-- Input for this task start --
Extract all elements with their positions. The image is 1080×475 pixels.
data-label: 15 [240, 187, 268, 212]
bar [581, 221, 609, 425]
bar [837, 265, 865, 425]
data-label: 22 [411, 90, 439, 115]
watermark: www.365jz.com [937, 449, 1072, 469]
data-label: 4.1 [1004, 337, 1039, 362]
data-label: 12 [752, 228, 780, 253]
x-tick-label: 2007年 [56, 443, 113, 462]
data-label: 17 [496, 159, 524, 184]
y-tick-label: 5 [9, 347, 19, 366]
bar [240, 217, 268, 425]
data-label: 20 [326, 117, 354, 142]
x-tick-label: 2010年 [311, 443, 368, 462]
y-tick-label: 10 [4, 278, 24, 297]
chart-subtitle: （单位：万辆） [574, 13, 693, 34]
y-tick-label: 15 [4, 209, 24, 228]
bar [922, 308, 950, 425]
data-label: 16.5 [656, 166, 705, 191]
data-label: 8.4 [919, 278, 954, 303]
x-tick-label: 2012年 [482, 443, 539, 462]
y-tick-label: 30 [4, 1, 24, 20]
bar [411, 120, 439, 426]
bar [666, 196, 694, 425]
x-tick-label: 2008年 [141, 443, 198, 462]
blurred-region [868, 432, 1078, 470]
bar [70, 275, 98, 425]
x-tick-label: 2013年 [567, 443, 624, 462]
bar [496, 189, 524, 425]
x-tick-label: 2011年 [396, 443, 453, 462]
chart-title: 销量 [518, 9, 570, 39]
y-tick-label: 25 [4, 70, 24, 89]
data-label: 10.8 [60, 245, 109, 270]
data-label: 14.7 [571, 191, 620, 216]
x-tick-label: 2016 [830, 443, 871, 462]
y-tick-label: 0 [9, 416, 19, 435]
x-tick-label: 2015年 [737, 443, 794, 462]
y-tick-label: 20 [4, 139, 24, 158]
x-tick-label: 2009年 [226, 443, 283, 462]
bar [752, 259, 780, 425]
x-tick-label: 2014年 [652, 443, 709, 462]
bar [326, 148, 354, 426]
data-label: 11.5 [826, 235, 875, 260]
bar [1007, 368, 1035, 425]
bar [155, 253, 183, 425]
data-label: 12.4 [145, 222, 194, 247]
-- Input for this task end --
Task description: From the listing above, please pick out every line that contains the string "data", with case counting.

Written response:
data-label: 15 [240, 187, 268, 212]
data-label: 22 [411, 90, 439, 115]
data-label: 4.1 [1004, 337, 1039, 362]
data-label: 12 [752, 228, 780, 253]
data-label: 17 [496, 159, 524, 184]
data-label: 20 [326, 117, 354, 142]
data-label: 16.5 [656, 166, 705, 191]
data-label: 8.4 [919, 278, 954, 303]
data-label: 10.8 [60, 245, 109, 270]
data-label: 14.7 [571, 191, 620, 216]
data-label: 11.5 [826, 235, 875, 260]
data-label: 12.4 [145, 222, 194, 247]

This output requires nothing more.